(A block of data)
◆ ◆ ◆

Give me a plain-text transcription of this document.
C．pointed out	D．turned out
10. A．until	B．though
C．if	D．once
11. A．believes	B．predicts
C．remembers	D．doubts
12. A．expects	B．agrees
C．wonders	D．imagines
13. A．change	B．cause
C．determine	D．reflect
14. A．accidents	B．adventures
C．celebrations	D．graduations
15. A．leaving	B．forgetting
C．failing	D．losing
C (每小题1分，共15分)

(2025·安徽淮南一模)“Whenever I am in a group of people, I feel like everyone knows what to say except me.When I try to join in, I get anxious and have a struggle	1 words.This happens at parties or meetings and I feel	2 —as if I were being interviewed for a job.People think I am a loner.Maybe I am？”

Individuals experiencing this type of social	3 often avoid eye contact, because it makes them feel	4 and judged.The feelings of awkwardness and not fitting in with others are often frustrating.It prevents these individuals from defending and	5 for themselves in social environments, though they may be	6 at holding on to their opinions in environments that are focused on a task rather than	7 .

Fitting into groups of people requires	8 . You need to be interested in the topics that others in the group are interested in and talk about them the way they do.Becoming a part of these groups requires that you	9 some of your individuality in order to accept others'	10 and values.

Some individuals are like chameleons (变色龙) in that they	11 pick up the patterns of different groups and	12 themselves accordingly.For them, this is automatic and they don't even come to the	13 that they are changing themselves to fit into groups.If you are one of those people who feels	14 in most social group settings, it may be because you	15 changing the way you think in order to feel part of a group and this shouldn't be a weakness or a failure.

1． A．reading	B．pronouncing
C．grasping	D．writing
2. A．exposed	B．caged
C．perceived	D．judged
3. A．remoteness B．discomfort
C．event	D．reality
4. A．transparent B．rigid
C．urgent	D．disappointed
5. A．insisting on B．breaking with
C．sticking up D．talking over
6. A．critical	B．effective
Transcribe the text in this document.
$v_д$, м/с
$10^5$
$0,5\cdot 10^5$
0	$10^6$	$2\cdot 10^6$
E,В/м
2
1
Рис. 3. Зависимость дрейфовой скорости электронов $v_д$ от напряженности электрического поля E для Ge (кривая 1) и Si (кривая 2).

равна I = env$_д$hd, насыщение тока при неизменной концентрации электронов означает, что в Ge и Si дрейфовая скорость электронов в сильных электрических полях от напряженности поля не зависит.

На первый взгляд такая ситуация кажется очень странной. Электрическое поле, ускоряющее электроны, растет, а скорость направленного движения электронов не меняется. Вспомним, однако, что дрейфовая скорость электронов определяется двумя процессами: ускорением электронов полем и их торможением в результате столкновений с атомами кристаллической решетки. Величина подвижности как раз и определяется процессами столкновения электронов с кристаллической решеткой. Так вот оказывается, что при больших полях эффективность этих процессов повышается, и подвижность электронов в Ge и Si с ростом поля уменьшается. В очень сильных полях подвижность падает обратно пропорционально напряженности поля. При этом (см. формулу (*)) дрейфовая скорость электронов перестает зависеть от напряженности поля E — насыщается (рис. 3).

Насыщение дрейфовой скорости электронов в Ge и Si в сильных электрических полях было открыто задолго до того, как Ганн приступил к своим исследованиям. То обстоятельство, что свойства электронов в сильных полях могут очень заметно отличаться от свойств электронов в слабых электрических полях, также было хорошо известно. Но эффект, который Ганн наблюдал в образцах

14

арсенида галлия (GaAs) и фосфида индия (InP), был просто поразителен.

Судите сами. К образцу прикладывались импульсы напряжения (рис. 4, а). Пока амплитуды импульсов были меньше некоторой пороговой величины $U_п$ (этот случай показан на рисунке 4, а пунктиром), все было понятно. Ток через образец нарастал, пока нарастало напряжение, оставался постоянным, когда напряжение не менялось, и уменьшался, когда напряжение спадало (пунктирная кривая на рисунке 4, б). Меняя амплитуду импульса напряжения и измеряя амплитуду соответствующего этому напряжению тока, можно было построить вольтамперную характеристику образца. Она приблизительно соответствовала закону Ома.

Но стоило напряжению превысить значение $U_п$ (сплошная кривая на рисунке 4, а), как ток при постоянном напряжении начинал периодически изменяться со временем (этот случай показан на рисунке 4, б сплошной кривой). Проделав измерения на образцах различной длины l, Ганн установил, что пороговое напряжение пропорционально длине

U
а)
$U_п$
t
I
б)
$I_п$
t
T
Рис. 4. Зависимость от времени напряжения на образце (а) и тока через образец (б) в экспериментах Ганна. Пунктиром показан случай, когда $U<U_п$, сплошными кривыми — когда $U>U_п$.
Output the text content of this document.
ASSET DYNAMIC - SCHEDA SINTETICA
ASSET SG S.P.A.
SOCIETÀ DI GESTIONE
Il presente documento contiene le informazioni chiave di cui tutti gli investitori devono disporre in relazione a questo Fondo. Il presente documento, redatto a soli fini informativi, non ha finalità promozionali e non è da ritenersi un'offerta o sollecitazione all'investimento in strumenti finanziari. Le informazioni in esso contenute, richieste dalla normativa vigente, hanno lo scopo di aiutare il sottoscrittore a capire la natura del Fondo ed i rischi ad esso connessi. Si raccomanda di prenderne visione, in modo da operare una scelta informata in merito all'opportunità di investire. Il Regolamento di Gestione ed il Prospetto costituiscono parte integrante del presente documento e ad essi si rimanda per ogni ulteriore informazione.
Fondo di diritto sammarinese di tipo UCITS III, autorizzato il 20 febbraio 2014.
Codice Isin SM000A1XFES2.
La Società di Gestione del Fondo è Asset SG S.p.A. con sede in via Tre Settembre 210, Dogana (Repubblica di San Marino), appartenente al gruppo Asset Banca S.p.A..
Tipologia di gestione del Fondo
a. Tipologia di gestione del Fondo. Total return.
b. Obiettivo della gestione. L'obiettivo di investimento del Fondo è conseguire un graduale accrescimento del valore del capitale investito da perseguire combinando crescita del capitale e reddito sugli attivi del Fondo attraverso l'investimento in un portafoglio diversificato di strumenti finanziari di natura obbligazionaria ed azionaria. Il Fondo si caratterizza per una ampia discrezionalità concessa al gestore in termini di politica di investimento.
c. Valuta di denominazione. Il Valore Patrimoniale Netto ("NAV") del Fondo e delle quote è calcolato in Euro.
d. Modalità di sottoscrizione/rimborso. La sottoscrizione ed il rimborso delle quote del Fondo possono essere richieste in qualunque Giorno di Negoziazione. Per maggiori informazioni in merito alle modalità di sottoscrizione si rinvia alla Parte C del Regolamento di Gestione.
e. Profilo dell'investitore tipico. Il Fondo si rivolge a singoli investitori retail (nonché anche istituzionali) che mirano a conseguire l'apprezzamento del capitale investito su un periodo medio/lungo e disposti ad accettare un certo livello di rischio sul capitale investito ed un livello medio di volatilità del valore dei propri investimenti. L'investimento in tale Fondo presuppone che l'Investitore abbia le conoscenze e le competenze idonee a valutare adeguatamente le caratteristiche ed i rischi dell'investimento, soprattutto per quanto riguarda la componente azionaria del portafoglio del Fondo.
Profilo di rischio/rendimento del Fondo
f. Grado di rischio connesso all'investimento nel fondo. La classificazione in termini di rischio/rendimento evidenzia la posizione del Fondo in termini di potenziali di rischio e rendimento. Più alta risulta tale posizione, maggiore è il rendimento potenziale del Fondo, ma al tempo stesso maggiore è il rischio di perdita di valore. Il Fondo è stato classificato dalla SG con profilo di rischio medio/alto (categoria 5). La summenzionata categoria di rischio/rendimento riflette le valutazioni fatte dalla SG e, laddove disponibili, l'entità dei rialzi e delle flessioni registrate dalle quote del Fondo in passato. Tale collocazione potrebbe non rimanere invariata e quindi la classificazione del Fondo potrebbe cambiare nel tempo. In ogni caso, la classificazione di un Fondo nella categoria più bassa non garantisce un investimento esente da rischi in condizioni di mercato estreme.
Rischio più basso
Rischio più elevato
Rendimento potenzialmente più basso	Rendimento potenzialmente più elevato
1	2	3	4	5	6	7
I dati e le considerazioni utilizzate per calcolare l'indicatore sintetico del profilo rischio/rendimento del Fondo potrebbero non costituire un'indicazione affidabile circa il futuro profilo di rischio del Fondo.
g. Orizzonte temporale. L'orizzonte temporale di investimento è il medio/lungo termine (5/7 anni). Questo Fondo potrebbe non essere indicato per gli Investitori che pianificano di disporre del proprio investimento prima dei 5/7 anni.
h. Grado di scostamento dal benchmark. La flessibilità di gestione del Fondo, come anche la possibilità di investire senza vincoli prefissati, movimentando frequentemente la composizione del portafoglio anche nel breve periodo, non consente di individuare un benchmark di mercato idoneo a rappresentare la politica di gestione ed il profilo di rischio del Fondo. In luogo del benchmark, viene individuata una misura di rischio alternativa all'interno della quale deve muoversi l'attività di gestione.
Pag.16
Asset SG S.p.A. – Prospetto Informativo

◆ ◆ ◆

- Task to complete: Extract all lines from the data in which "электрических" is found.

- Answer to the task:
равна I = env$_д$hd, насыщение тока при неизменной концентрации электронов означает, что в Ge и Si дрейфовая скорость электронов в сильных электрических полях от напряженности поля не зависит.
Насыщение дрейфовой скорости электронов в Ge и Si в сильных электрических полях было открыто задолго до того, как Ганн приступил к своим исследованиям. То обстоятельство, что свойства электронов в сильных полях могут очень заметно отличаться от свойств электронов в слабых электрических полях, также было хорошо известно. Но эффект, который Ганн наблюдал в образцах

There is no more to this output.